Stored dataset items

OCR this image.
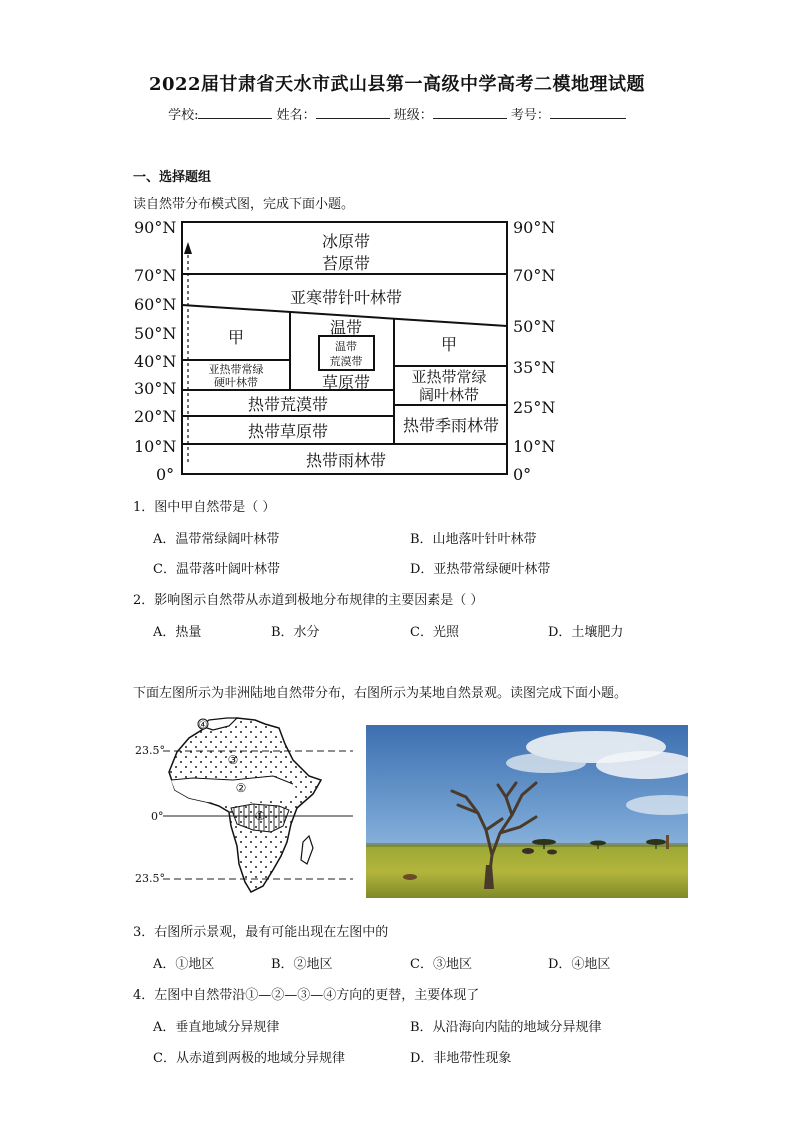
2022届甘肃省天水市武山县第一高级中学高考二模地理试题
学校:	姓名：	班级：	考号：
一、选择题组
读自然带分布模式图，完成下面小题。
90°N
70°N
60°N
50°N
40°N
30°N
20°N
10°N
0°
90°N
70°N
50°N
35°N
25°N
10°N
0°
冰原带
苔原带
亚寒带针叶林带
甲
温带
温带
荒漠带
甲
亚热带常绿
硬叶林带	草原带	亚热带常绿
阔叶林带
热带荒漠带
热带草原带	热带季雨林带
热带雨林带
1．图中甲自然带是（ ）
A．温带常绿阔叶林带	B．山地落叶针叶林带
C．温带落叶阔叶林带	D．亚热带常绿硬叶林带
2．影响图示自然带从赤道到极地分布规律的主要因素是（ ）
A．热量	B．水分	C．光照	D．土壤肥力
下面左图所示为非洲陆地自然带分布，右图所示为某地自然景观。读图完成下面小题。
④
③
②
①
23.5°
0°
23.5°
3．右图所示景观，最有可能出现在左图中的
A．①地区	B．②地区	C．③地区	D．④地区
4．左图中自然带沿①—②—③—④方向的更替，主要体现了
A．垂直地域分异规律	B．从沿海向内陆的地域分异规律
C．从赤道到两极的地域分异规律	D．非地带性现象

● **Task prompt**: All the material shown above is to be copied exactly, with no pictures carried over.

● **Exercise output**:
OCR this image.
2022届甘肃省天水市武山县第一高级中学高考二模地理试题
学校:	姓名：	班级：	考号：
一、选择题组
读自然带分布模式图，完成下面小题。
90°N
70°N
60°N
50°N
40°N
30°N
20°N
10°N
0°
90°N
70°N
50°N
35°N
25°N
10°N
0°
冰原带
苔原带
亚寒带针叶林带
甲
温带
温带
荒漠带
甲
亚热带常绿
硬叶林带	草原带	亚热带常绿
阔叶林带
热带荒漠带
热带草原带	热带季雨林带
热带雨林带
1．图中甲自然带是（ ）
A．温带常绿阔叶林带	B．山地落叶针叶林带
C．温带落叶阔叶林带	D．亚热带常绿硬叶林带
2．影响图示自然带从赤道到极地分布规律的主要因素是（ ）
A．热量	B．水分	C．光照	D．土壤肥力
下面左图所示为非洲陆地自然带分布，右图所示为某地自然景观。读图完成下面小题。
④
③
②
①
23.5°
0°
23.5°
3．右图所示景观，最有可能出现在左图中的
A．①地区	B．②地区	C．③地区	D．④地区
4．左图中自然带沿①—②—③—④方向的更替，主要体现了
A．垂直地域分异规律	B．从沿海向内陆的地域分异规律
C．从赤道到两极的地域分异规律	D．非地带性现象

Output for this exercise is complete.